Records provided –
^^^^^^^^
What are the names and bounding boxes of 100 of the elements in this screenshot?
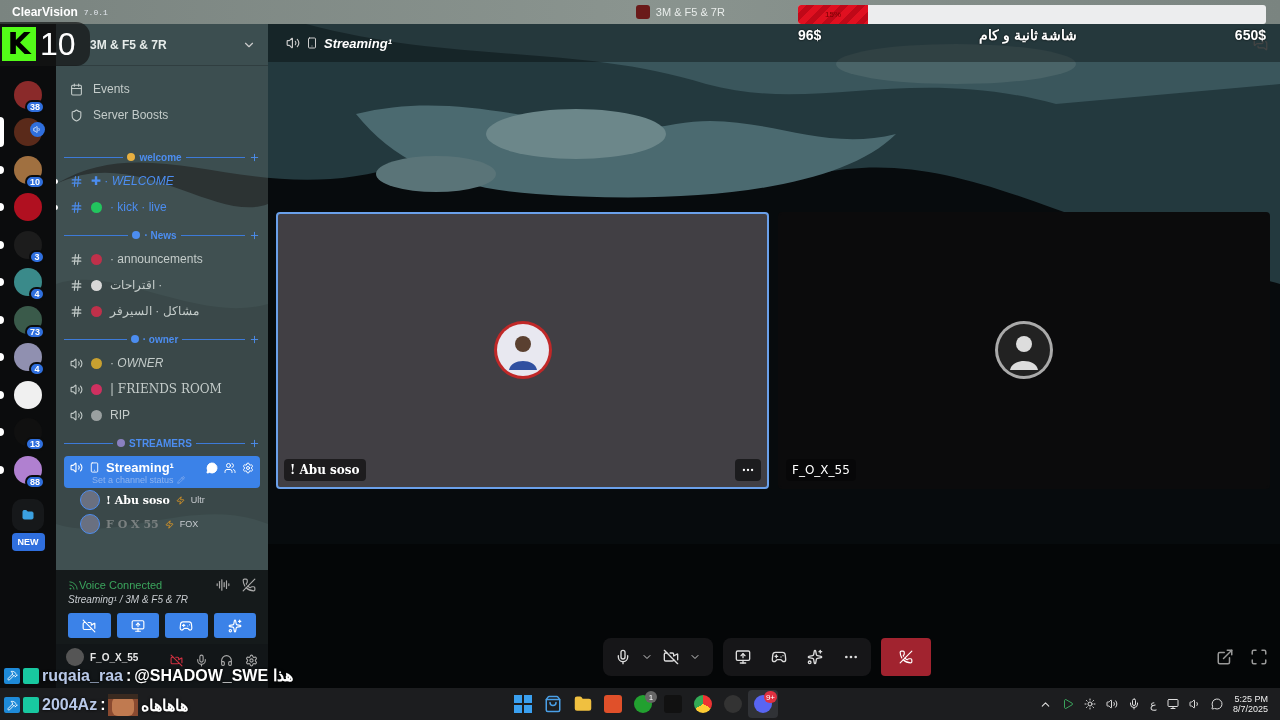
phone-icon xyxy=(89,462,100,473)
hash-icon xyxy=(70,174,83,188)
member-tag: FOX xyxy=(179,519,199,529)
kick-logo: K xyxy=(2,27,36,61)
camera-off-icon xyxy=(82,618,97,633)
chat-message: @SHADOW_SWE هذا xyxy=(134,666,293,685)
clock[interactable]: 5:25 PM 8/7/2025 xyxy=(1232,694,1268,714)
server-icon[interactable] xyxy=(14,380,42,409)
server-icon[interactable] xyxy=(14,305,42,334)
sidebar-link[interactable]: Server Boosts xyxy=(64,102,260,128)
popout-icon[interactable] xyxy=(1216,648,1234,666)
voice-channel[interactable]: RIP xyxy=(64,402,260,428)
channel-name: Streaming¹ xyxy=(106,460,175,475)
raised-amount: 96$ xyxy=(798,27,822,43)
screen-share-button[interactable] xyxy=(116,613,159,638)
unread-indicator xyxy=(0,117,4,148)
gamepad-icon xyxy=(179,618,194,633)
server-name: 3M & F5 & 7R xyxy=(90,37,167,52)
text-channel[interactable]: مشاكل · السيرفر xyxy=(64,298,260,324)
hash-icon xyxy=(70,200,83,214)
volume-icon[interactable] xyxy=(1105,698,1118,710)
speaker-icon xyxy=(70,461,83,474)
goal-amount: 650$ xyxy=(1234,27,1266,43)
server-icon[interactable] xyxy=(14,343,42,372)
unread-indicator xyxy=(0,465,4,474)
mention-badge: 4 xyxy=(29,287,45,301)
version-label: 7.0.1 xyxy=(83,7,108,17)
server-icon[interactable] xyxy=(14,455,42,484)
member-name[interactable]: ! Abu soso xyxy=(106,493,170,507)
chat-separator: : xyxy=(100,696,106,714)
hash-icon xyxy=(70,278,83,292)
text-channel[interactable]: اقتراحات · xyxy=(64,272,260,298)
disconnect-icon[interactable] xyxy=(242,578,256,592)
signal-icon xyxy=(68,579,79,591)
speaker-icon xyxy=(286,36,300,50)
server-icon[interactable] xyxy=(14,230,42,259)
video-tile[interactable]: F_O_X_55 xyxy=(778,211,1270,489)
server-icon[interactable] xyxy=(14,155,42,184)
unread-indicator xyxy=(0,165,4,174)
windows-icon xyxy=(514,695,532,713)
plus-icon xyxy=(249,333,260,345)
voice-channel[interactable]: | FRIENDS ROOM xyxy=(64,376,260,402)
taskbar-app[interactable]: 9+ xyxy=(748,690,778,718)
new-button[interactable]: NEW xyxy=(11,532,45,551)
network-icon[interactable] xyxy=(1166,698,1179,710)
mic-icon[interactable] xyxy=(615,649,631,665)
gamepad-icon[interactable] xyxy=(771,649,787,665)
end-call-button[interactable] xyxy=(881,638,931,676)
lightning-icon xyxy=(175,495,185,505)
obs-icon xyxy=(724,695,742,713)
headphones-icon[interactable] xyxy=(220,654,233,667)
unread-indicator xyxy=(0,428,4,437)
voice-channel-link[interactable]: Streaming¹ / 3M & F5 & 7R xyxy=(68,594,256,605)
category-header[interactable]: · owner xyxy=(142,333,179,345)
speaker-icon[interactable] xyxy=(1188,698,1201,710)
user-avatar xyxy=(994,320,1054,380)
lion-icon xyxy=(604,695,622,713)
folder-icon xyxy=(574,695,592,713)
sidebar-link[interactable]: Events xyxy=(64,76,260,102)
server-icon[interactable] xyxy=(14,80,42,109)
category-header[interactable]: STREAMERS xyxy=(129,437,192,449)
camera-off-button[interactable] xyxy=(68,613,111,638)
calendar-icon xyxy=(70,82,83,96)
play-icon[interactable] xyxy=(1061,698,1074,710)
screen-share-icon[interactable] xyxy=(735,649,751,665)
noise-icon[interactable] xyxy=(216,578,230,592)
fullscreen-icon[interactable] xyxy=(1250,648,1268,666)
brightness-icon[interactable] xyxy=(1083,698,1096,710)
activity-button[interactable] xyxy=(165,613,208,638)
folder-icon[interactable] xyxy=(12,498,44,531)
mic-icon[interactable] xyxy=(195,654,208,667)
mic-icon[interactable] xyxy=(1127,698,1140,710)
speaker-icon xyxy=(70,356,83,370)
viewer-count: 10 xyxy=(40,25,76,63)
user-avatar xyxy=(492,320,553,380)
unread-indicator xyxy=(0,353,4,362)
chat-icon xyxy=(206,461,218,474)
soundboard-button[interactable] xyxy=(213,613,256,638)
goal-title: شاشة ثانية و كام xyxy=(978,27,1078,43)
speaker-icon xyxy=(70,408,83,422)
chat-icon[interactable] xyxy=(1210,698,1223,710)
chat-username: ruqaia_raa xyxy=(42,666,123,685)
server-icon[interactable] xyxy=(14,268,42,297)
voice-channel[interactable]: Streaming¹ Set a channel status xyxy=(64,456,260,488)
voice-channel[interactable]: · OWNER xyxy=(64,350,260,376)
text-channel[interactable]: · announcements xyxy=(64,246,260,272)
hash-icon xyxy=(70,252,83,266)
video-tile[interactable]: ! Abu soso xyxy=(276,211,769,489)
taskbar-app[interactable]: 1 xyxy=(628,690,658,718)
chat-message: هاهاهاه xyxy=(141,695,189,715)
invite-icon xyxy=(224,461,236,474)
lightning-icon xyxy=(164,519,174,529)
unread-indicator xyxy=(0,240,4,249)
store-icon xyxy=(544,695,562,713)
pencil-icon xyxy=(176,476,185,484)
server-icon xyxy=(635,5,650,19)
sparkles-icon[interactable] xyxy=(807,649,823,665)
settings-icon[interactable] xyxy=(245,654,258,667)
window-title: 3M & F5 & 7R xyxy=(655,6,725,18)
language-indicator[interactable]: ع xyxy=(1149,697,1157,711)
^^^^^^^^
What you have to do – Copy out every line of the records word for word, but leave out the pictures.

Solution for this problem –
What are the names and bounding boxes of 100 of the elements in this screenshot?
phone-icon xyxy=(89,462,100,473)
hash-icon xyxy=(70,174,83,188)
member-tag: FOX xyxy=(179,519,199,529)
kick-logo: K xyxy=(2,27,36,61)
camera-off-icon xyxy=(82,618,97,633)
chat-message: @SHADOW_SWE هذا xyxy=(134,666,293,685)
clock[interactable]: 5:25 PM 8/7/2025 xyxy=(1232,694,1268,714)
server-icon[interactable] xyxy=(14,380,42,409)
server-icon[interactable] xyxy=(14,305,42,334)
sidebar-link[interactable]: Server Boosts xyxy=(64,102,260,128)
popout-icon[interactable] xyxy=(1216,648,1234,666)
voice-channel[interactable]: RIP xyxy=(64,402,260,428)
channel-name: Streaming¹ xyxy=(106,460,175,475)
raised-amount: 96$ xyxy=(798,27,822,43)
screen-share-button[interactable] xyxy=(116,613,159,638)
unread-indicator xyxy=(0,117,4,148)
gamepad-icon xyxy=(179,618,194,633)
server-name: 3M & F5 & 7R xyxy=(90,37,167,52)
text-channel[interactable]: مشاكل · السيرفر xyxy=(64,298,260,324)
hash-icon xyxy=(70,200,83,214)
volume-icon[interactable] xyxy=(1105,698,1118,710)
speaker-icon xyxy=(70,461,83,474)
goal-amount: 650$ xyxy=(1234,27,1266,43)
server-icon[interactable] xyxy=(14,343,42,372)
unread-indicator xyxy=(0,465,4,474)
mention-badge: 4 xyxy=(29,287,45,301)
version-label: 7.0.1 xyxy=(83,7,108,17)
server-icon[interactable] xyxy=(14,455,42,484)
member-name[interactable]: ! Abu soso xyxy=(106,493,170,507)
chat-separator: : xyxy=(100,696,106,714)
hash-icon xyxy=(70,278,83,292)
text-channel[interactable]: اقتراحات · xyxy=(64,272,260,298)
disconnect-icon[interactable] xyxy=(242,578,256,592)
signal-icon xyxy=(68,579,79,591)
speaker-icon xyxy=(286,36,300,50)
server-icon[interactable] xyxy=(14,230,42,259)
video-tile[interactable]: F_O_X_55 xyxy=(778,211,1270,489)
server-icon[interactable] xyxy=(14,155,42,184)
unread-indicator xyxy=(0,165,4,174)
windows-icon xyxy=(514,695,532,713)
plus-icon xyxy=(249,333,260,345)
voice-channel[interactable]: | FRIENDS ROOM xyxy=(64,376,260,402)
taskbar-app[interactable]: 9+ xyxy=(748,690,778,718)
new-button[interactable]: NEW xyxy=(11,532,45,551)
network-icon[interactable] xyxy=(1166,698,1179,710)
mic-icon[interactable] xyxy=(615,649,631,665)
gamepad-icon[interactable] xyxy=(771,649,787,665)
end-call-button[interactable] xyxy=(881,638,931,676)
lightning-icon xyxy=(175,495,185,505)
obs-icon xyxy=(724,695,742,713)
headphones-icon[interactable] xyxy=(220,654,233,667)
unread-indicator xyxy=(0,428,4,437)
voice-channel-link[interactable]: Streaming¹ / 3M & F5 & 7R xyxy=(68,594,256,605)
category-header[interactable]: · owner xyxy=(142,333,179,345)
speaker-icon[interactable] xyxy=(1188,698,1201,710)
user-avatar xyxy=(994,320,1054,380)
lion-icon xyxy=(604,695,622,713)
folder-icon xyxy=(574,695,592,713)
sidebar-link[interactable]: Events xyxy=(64,76,260,102)
server-icon[interactable] xyxy=(14,80,42,109)
category-header[interactable]: STREAMERS xyxy=(129,437,192,449)
camera-off-button[interactable] xyxy=(68,613,111,638)
calendar-icon xyxy=(70,82,83,96)
play-icon[interactable] xyxy=(1061,698,1074,710)
screen-share-icon[interactable] xyxy=(735,649,751,665)
noise-icon[interactable] xyxy=(216,578,230,592)
fullscreen-icon[interactable] xyxy=(1250,648,1268,666)
brightness-icon[interactable] xyxy=(1083,698,1096,710)
activity-button[interactable] xyxy=(165,613,208,638)
folder-icon[interactable] xyxy=(12,498,44,531)
mic-icon[interactable] xyxy=(195,654,208,667)
mic-icon[interactable] xyxy=(1127,698,1140,710)
speaker-icon xyxy=(70,356,83,370)
viewer-count: 10 xyxy=(40,25,76,63)
user-avatar xyxy=(492,320,553,380)
unread-indicator xyxy=(0,353,4,362)
chat-icon xyxy=(206,461,218,474)
soundboard-button[interactable] xyxy=(213,613,256,638)
goal-title: شاشة ثانية و كام xyxy=(978,27,1078,43)
speaker-icon xyxy=(70,408,83,422)
chat-icon[interactable] xyxy=(1210,698,1223,710)
chat-username: ruqaia_raa xyxy=(42,666,123,685)
server-icon[interactable] xyxy=(14,268,42,297)
voice-channel[interactable]: Streaming¹ Set a channel status xyxy=(64,456,260,488)
voice-channel[interactable]: · OWNER xyxy=(64,350,260,376)
text-channel[interactable]: · announcements xyxy=(64,246,260,272)
hash-icon xyxy=(70,252,83,266)
video-tile[interactable]: ! Abu soso xyxy=(276,211,769,489)
taskbar-app[interactable]: 1 xyxy=(628,690,658,718)
chat-message: هاهاهاه xyxy=(141,695,189,715)
invite-icon xyxy=(224,461,236,474)
lightning-icon xyxy=(164,519,174,529)
unread-indicator xyxy=(0,240,4,249)
store-icon xyxy=(544,695,562,713)
pencil-icon xyxy=(176,476,185,484)
server-icon xyxy=(635,5,650,19)
sparkles-icon[interactable] xyxy=(807,649,823,665)
settings-icon[interactable] xyxy=(245,654,258,667)
window-title: 3M & F5 & 7R xyxy=(655,6,725,18)
language-indicator[interactable]: ع xyxy=(1149,697,1157,711)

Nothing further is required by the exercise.